__WHAT YOU NEED TO DO__
Return the complete listing that follows, with each line reproduced exactly.
*** RECORD SET
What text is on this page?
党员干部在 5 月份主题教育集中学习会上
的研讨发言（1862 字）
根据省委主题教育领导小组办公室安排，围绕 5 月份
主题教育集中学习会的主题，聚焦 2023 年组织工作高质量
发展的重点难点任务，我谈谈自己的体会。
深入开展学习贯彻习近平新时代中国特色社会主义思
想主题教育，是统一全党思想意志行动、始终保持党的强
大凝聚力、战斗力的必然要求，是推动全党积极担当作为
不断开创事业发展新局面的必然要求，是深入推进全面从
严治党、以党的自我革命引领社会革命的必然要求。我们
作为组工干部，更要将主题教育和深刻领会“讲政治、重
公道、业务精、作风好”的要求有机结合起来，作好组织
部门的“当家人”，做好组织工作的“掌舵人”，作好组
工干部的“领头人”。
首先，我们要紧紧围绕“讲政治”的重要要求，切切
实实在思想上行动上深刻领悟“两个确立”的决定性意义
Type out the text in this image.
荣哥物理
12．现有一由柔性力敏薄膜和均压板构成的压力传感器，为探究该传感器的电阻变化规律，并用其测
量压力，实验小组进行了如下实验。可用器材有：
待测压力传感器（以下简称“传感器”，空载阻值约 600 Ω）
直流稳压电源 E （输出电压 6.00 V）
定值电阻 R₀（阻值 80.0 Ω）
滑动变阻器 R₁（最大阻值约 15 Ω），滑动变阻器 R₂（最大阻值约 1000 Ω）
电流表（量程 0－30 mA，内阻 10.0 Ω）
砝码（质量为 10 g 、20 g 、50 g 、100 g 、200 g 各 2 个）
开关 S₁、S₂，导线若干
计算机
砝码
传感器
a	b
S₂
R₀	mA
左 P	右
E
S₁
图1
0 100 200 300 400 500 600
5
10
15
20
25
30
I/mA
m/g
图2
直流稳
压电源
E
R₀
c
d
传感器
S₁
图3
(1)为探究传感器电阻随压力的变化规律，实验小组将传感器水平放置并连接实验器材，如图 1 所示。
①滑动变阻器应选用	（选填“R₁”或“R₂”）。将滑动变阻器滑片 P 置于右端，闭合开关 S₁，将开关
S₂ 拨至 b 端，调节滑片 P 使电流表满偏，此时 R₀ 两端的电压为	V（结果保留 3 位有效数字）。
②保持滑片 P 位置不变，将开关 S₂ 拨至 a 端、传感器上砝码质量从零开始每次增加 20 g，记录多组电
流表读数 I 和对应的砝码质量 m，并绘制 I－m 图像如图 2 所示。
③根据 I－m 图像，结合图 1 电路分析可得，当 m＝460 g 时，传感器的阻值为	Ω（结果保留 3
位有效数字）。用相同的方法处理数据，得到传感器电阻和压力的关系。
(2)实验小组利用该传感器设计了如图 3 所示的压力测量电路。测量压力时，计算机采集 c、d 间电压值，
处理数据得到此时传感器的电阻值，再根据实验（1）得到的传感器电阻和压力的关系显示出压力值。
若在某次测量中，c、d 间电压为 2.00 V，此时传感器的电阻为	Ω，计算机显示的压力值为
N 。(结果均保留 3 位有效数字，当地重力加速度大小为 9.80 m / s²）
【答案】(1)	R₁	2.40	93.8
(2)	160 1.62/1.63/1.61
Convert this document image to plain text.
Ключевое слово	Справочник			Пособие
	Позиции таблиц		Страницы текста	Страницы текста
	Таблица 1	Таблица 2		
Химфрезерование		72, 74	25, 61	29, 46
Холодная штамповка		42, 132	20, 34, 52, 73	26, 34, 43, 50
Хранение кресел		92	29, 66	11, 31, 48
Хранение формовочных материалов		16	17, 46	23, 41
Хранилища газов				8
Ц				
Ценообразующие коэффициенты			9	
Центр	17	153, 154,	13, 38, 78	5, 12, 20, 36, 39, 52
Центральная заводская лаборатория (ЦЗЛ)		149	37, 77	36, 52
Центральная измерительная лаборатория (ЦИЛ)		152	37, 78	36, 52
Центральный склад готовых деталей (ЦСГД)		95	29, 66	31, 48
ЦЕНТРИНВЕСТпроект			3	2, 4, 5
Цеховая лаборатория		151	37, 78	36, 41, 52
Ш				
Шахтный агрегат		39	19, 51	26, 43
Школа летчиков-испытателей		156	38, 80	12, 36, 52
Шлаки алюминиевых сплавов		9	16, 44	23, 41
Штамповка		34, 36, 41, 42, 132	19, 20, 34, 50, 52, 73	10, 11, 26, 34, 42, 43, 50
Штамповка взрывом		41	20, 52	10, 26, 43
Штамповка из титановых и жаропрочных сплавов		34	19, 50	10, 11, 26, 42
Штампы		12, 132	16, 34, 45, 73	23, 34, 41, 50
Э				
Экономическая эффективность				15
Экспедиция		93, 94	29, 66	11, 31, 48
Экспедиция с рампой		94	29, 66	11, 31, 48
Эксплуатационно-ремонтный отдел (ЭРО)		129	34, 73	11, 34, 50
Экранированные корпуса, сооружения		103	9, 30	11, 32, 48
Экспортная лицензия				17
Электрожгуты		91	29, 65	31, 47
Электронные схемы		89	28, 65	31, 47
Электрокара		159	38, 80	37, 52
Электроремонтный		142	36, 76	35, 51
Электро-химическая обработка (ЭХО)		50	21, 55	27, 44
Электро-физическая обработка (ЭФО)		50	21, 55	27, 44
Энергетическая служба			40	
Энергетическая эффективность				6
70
******
__ANSWER TO THE TASK__
What text is on this page?
党员干部在 5 月份主题教育集中学习会上
的研讨发言（1862 字）
根据省委主题教育领导小组办公室安排，围绕 5 月份
主题教育集中学习会的主题，聚焦 2023 年组织工作高质量
发展的重点难点任务，我谈谈自己的体会。
深入开展学习贯彻习近平新时代中国特色社会主义思
想主题教育，是统一全党思想意志行动、始终保持党的强
大凝聚力、战斗力的必然要求，是推动全党积极担当作为
不断开创事业发展新局面的必然要求，是深入推进全面从
严治党、以党的自我革命引领社会革命的必然要求。我们
作为组工干部，更要将主题教育和深刻领会“讲政治、重
公道、业务精、作风好”的要求有机结合起来，作好组织
部门的“当家人”，做好组织工作的“掌舵人”，作好组
工干部的“领头人”。
首先，我们要紧紧围绕“讲政治”的重要要求，切切
实实在思想上行动上深刻领悟“两个确立”的决定性意义
Type out the text in this image.
荣哥物理
12．现有一由柔性力敏薄膜和均压板构成的压力传感器，为探究该传感器的电阻变化规律，并用其测
量压力，实验小组进行了如下实验。可用器材有：
待测压力传感器（以下简称“传感器”，空载阻值约 600 Ω）
直流稳压电源 E （输出电压 6.00 V）
定值电阻 R₀（阻值 80.0 Ω）
滑动变阻器 R₁（最大阻值约 15 Ω），滑动变阻器 R₂（最大阻值约 1000 Ω）
电流表（量程 0－30 mA，内阻 10.0 Ω）
砝码（质量为 10 g 、20 g 、50 g 、100 g 、200 g 各 2 个）
开关 S₁、S₂，导线若干
计算机
砝码
传感器
a	b
S₂
R₀	mA
左 P	右
E
S₁
图1
0 100 200 300 400 500 600
5
10
15
20
25
30
I/mA
m/g
图2
直流稳
压电源
E
R₀
c
d
传感器
S₁
图3
(1)为探究传感器电阻随压力的变化规律，实验小组将传感器水平放置并连接实验器材，如图 1 所示。
①滑动变阻器应选用	（选填“R₁”或“R₂”）。将滑动变阻器滑片 P 置于右端，闭合开关 S₁，将开关
S₂ 拨至 b 端，调节滑片 P 使电流表满偏，此时 R₀ 两端的电压为	V（结果保留 3 位有效数字）。
②保持滑片 P 位置不变，将开关 S₂ 拨至 a 端、传感器上砝码质量从零开始每次增加 20 g，记录多组电
流表读数 I 和对应的砝码质量 m，并绘制 I－m 图像如图 2 所示。
③根据 I－m 图像，结合图 1 电路分析可得，当 m＝460 g 时，传感器的阻值为	Ω（结果保留 3
位有效数字）。用相同的方法处理数据，得到传感器电阻和压力的关系。
(2)实验小组利用该传感器设计了如图 3 所示的压力测量电路。测量压力时，计算机采集 c、d 间电压值，
处理数据得到此时传感器的电阻值，再根据实验（1）得到的传感器电阻和压力的关系显示出压力值。
若在某次测量中，c、d 间电压为 2.00 V，此时传感器的电阻为	Ω，计算机显示的压力值为
N 。(结果均保留 3 位有效数字，当地重力加速度大小为 9.80 m / s²）
【答案】(1)	R₁	2.40	93.8
(2)	160 1.62/1.63/1.61
Convert this document image to plain text.
Ключевое слово	Справочник			Пособие
	Позиции таблиц		Страницы текста	Страницы текста
	Таблица 1	Таблица 2		
Химфрезерование		72, 74	25, 61	29, 46
Холодная штамповка		42, 132	20, 34, 52, 73	26, 34, 43, 50
Хранение кресел		92	29, 66	11, 31, 48
Хранение формовочных материалов		16	17, 46	23, 41
Хранилища газов				8
Ц				
Ценообразующие коэффициенты			9	
Центр	17	153, 154,	13, 38, 78	5, 12, 20, 36, 39, 52
Центральная заводская лаборатория (ЦЗЛ)		149	37, 77	36, 52
Центральная измерительная лаборатория (ЦИЛ)		152	37, 78	36, 52
Центральный склад готовых деталей (ЦСГД)		95	29, 66	31, 48
ЦЕНТРИНВЕСТпроект			3	2, 4, 5
Цеховая лаборатория		151	37, 78	36, 41, 52
Ш				
Шахтный агрегат		39	19, 51	26, 43
Школа летчиков-испытателей		156	38, 80	12, 36, 52
Шлаки алюминиевых сплавов		9	16, 44	23, 41
Штамповка		34, 36, 41, 42, 132	19, 20, 34, 50, 52, 73	10, 11, 26, 34, 42, 43, 50
Штамповка взрывом		41	20, 52	10, 26, 43
Штамповка из титановых и жаропрочных сплавов		34	19, 50	10, 11, 26, 42
Штампы		12, 132	16, 34, 45, 73	23, 34, 41, 50
Э				
Экономическая эффективность				15
Экспедиция		93, 94	29, 66	11, 31, 48
Экспедиция с рампой		94	29, 66	11, 31, 48
Эксплуатационно-ремонтный отдел (ЭРО)		129	34, 73	11, 34, 50
Экранированные корпуса, сооружения		103	9, 30	11, 32, 48
Экспортная лицензия				17
Электрожгуты		91	29, 65	31, 47
Электронные схемы		89	28, 65	31, 47
Электрокара		159	38, 80	37, 52
Электроремонтный		142	36, 76	35, 51
Электро-химическая обработка (ЭХО)		50	21, 55	27, 44
Электро-физическая обработка (ЭФО)		50	21, 55	27, 44
Энергетическая служба			40	
Энергетическая эффективность				6
70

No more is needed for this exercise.